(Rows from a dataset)
+++
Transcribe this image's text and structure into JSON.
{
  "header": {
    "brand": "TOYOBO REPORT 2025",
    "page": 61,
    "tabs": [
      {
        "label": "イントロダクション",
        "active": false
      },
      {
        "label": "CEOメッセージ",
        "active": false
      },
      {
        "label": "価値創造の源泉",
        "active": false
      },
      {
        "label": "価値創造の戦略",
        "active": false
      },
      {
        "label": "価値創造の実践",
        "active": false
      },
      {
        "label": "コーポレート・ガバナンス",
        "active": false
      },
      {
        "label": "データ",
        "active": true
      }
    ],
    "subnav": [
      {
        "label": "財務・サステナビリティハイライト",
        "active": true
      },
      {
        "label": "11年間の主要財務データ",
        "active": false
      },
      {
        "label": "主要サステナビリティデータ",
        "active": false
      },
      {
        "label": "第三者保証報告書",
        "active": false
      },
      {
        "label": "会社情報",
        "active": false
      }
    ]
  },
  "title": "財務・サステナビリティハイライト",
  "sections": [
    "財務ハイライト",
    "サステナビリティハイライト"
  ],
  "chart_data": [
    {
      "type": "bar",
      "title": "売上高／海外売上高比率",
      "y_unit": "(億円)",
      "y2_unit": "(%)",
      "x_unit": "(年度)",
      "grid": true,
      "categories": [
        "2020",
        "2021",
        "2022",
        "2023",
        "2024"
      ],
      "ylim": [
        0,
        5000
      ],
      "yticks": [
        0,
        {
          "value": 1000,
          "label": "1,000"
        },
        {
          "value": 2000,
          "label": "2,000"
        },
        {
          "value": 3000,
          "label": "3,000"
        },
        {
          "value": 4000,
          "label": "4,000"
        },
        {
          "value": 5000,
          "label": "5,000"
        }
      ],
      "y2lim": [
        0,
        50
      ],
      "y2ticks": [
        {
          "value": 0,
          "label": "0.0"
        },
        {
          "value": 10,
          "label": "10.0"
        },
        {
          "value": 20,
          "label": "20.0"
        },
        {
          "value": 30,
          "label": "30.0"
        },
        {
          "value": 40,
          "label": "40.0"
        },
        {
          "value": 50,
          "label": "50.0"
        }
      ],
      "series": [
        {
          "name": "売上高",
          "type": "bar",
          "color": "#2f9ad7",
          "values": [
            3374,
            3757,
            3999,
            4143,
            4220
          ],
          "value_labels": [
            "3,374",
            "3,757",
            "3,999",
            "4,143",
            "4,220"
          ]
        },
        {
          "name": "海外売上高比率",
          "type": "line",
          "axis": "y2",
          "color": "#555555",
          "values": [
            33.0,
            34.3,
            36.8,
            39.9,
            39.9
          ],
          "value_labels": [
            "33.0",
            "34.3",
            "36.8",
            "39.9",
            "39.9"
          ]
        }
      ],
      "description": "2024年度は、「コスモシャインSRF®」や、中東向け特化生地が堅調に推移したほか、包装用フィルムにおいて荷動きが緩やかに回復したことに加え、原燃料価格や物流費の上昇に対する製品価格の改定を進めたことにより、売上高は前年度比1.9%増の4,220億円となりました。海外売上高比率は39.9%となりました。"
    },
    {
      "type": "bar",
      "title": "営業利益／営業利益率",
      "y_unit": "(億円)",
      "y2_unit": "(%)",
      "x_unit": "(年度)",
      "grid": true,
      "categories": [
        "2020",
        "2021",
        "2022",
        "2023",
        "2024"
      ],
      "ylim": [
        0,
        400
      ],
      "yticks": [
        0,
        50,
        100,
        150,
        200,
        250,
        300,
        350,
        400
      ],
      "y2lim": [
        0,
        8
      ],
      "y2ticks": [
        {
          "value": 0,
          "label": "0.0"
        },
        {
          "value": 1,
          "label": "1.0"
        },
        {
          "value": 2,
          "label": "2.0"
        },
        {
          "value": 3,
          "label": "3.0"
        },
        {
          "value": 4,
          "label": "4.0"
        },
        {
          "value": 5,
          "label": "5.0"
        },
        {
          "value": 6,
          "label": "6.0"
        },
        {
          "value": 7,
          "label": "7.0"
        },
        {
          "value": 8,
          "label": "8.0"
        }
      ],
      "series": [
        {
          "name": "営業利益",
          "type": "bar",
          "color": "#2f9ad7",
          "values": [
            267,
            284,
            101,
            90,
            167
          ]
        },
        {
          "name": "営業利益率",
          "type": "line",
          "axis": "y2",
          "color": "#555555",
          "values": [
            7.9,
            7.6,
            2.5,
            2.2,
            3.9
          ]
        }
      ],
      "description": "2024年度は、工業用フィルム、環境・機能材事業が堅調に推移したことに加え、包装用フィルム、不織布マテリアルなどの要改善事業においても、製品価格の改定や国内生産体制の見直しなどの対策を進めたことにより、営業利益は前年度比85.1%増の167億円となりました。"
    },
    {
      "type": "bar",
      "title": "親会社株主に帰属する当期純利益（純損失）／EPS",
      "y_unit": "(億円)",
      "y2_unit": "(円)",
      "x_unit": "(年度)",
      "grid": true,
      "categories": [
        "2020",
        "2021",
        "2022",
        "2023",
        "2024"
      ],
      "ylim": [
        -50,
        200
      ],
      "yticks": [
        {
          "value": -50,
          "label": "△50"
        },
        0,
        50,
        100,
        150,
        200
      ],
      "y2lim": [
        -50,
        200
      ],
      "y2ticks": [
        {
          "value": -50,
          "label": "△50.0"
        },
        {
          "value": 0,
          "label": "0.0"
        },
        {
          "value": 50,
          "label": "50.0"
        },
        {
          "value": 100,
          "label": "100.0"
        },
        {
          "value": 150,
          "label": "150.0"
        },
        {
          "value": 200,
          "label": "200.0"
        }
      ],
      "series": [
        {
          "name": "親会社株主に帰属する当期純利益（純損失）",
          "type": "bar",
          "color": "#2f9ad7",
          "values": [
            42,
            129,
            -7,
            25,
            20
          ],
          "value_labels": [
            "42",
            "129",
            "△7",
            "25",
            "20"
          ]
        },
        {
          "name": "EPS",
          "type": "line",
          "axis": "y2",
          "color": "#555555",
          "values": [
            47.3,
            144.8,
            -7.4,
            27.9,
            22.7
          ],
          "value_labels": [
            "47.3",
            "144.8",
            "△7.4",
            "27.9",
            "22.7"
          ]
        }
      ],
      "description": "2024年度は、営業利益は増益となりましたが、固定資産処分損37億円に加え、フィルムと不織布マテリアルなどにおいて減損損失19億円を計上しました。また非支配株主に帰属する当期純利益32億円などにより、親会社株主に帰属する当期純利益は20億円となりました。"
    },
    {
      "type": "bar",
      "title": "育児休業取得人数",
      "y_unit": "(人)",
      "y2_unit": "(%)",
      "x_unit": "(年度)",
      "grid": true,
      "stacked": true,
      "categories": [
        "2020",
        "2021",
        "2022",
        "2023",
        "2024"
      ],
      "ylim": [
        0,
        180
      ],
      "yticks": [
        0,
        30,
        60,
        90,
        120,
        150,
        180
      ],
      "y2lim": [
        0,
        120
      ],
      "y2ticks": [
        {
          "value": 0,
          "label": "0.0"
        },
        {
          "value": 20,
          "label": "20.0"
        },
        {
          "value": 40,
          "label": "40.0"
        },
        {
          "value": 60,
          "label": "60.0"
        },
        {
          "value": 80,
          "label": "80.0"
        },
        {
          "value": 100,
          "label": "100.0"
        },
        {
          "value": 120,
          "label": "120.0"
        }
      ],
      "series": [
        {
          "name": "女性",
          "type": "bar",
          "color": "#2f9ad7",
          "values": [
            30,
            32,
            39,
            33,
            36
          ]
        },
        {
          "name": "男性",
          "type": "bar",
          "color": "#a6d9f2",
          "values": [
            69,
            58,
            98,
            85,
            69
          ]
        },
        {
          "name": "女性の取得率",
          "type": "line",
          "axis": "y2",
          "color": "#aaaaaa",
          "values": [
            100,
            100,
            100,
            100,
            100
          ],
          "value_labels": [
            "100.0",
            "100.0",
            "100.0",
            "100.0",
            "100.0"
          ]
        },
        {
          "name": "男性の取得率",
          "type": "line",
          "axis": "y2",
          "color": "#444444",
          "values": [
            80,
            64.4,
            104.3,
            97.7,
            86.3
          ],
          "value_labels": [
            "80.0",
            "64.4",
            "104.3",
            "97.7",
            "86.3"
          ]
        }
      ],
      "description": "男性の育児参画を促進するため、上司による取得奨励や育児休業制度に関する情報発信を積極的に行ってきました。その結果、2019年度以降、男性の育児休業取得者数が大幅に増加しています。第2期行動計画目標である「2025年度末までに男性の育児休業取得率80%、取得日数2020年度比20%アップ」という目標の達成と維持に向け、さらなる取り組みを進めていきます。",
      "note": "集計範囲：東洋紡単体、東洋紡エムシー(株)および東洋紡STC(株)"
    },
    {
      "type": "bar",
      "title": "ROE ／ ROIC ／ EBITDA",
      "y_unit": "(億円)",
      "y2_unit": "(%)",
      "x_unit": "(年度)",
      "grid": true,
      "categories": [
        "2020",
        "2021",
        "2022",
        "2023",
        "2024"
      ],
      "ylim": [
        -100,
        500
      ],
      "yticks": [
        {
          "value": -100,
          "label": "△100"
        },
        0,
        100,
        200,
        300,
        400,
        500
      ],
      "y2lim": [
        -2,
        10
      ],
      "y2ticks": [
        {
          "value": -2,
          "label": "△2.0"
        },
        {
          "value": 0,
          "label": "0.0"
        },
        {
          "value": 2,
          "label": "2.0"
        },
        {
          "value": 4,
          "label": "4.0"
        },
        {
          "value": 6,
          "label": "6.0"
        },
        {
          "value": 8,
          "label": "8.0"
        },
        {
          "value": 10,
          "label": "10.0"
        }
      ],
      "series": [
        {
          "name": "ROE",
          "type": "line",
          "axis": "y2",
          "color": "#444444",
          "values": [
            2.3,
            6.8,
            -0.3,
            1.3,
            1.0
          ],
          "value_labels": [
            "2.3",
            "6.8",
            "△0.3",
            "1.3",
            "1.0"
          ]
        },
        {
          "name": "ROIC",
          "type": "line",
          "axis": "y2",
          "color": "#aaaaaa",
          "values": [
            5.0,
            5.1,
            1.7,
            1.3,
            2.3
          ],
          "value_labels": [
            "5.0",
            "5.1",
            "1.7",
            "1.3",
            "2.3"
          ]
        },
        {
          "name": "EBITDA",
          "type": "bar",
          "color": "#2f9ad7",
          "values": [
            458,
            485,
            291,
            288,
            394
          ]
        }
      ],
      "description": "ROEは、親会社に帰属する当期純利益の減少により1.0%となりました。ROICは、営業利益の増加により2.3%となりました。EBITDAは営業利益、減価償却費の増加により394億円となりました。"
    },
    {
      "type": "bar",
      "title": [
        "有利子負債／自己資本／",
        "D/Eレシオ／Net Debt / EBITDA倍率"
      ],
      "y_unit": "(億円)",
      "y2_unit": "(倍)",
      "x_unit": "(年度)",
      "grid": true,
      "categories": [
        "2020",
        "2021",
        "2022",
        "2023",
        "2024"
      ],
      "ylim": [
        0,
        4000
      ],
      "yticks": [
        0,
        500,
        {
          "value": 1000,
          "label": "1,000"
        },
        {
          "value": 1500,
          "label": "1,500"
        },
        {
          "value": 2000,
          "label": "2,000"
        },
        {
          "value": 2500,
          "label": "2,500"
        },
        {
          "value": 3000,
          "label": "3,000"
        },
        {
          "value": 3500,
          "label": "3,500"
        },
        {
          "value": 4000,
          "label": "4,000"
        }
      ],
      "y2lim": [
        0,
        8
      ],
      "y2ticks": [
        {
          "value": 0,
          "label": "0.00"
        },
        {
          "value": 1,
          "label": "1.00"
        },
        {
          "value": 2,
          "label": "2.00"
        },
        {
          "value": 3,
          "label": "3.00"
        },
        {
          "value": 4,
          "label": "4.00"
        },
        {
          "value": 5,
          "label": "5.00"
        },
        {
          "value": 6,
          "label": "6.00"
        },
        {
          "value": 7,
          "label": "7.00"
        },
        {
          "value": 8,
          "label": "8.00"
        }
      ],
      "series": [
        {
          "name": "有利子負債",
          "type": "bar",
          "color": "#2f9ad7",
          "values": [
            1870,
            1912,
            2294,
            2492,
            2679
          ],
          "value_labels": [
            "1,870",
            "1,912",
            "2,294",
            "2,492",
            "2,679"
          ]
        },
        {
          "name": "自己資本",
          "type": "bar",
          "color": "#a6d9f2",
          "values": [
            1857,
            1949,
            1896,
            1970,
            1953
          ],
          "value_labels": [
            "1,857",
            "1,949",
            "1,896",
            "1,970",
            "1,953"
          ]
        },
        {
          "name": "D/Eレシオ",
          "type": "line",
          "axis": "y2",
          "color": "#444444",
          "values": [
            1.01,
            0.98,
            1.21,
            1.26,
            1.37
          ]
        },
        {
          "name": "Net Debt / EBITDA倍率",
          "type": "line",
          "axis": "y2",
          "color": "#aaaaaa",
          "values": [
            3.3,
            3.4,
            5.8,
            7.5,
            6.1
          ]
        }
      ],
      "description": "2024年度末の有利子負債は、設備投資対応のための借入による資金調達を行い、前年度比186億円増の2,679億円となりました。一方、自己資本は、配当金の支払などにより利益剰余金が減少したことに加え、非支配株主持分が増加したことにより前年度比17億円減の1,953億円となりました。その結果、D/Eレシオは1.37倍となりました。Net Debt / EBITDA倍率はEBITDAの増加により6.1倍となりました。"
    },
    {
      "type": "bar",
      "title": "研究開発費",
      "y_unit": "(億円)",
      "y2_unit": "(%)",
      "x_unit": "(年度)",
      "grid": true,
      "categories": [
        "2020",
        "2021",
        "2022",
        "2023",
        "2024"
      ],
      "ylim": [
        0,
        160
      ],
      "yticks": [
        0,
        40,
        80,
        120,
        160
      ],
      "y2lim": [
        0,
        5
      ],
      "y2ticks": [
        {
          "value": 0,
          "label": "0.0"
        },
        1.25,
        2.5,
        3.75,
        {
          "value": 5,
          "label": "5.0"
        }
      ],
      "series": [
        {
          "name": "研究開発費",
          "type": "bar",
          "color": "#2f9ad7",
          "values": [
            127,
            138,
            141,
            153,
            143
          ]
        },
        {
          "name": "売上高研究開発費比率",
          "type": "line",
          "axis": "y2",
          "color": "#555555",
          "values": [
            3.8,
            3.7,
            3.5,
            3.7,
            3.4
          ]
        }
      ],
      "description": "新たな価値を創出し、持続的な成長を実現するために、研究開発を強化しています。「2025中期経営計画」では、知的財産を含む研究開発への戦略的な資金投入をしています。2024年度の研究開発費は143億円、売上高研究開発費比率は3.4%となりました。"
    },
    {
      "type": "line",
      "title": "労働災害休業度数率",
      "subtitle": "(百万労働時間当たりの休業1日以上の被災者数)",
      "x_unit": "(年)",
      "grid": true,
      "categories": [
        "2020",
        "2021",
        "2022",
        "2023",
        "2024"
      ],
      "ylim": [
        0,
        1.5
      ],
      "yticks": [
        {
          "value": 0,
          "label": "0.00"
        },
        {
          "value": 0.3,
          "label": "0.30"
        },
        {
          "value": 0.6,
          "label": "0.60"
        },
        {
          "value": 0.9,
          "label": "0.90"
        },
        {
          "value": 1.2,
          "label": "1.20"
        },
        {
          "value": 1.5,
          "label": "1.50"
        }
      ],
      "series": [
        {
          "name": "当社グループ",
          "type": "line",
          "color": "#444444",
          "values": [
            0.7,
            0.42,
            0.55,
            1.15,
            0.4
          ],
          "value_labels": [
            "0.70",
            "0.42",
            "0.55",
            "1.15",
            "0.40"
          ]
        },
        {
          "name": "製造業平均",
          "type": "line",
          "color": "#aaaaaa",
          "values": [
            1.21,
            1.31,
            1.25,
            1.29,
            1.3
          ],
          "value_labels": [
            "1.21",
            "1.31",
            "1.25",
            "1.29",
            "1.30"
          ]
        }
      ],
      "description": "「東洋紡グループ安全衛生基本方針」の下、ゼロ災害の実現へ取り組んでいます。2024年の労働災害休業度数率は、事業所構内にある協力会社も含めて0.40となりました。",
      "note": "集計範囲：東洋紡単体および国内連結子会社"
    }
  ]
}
+++
Read the entries and select each line where the word "その結果" is found.

● **Task output**:
      "description": "男性の育児参画を促進するため、上司による取得奨励や育児休業制度に関する情報発信を積極的に行ってきました。その結果、2019年度以降、男性の育児休業取得者数が大幅に増加しています。第2期行動計画目標である「2025年度末までに男性の育児休業取得率80%、取得日数2020年度比20%アップ」という目標の達成と維持に向け、さらなる取り組みを進めていきます。",
      "description": "2024年度末の有利子負債は、設備投資対応のための借入による資金調達を行い、前年度比186億円増の2,679億円となりました。一方、自己資本は、配当金の支払などにより利益剰余金が減少したことに加え、非支配株主持分が増加したことにより前年度比17億円減の1,953億円となりました。その結果、D/Eレシオは1.37倍となりました。Net Debt / EBITDA倍率はEBITDAの増加により6.1倍となりました。"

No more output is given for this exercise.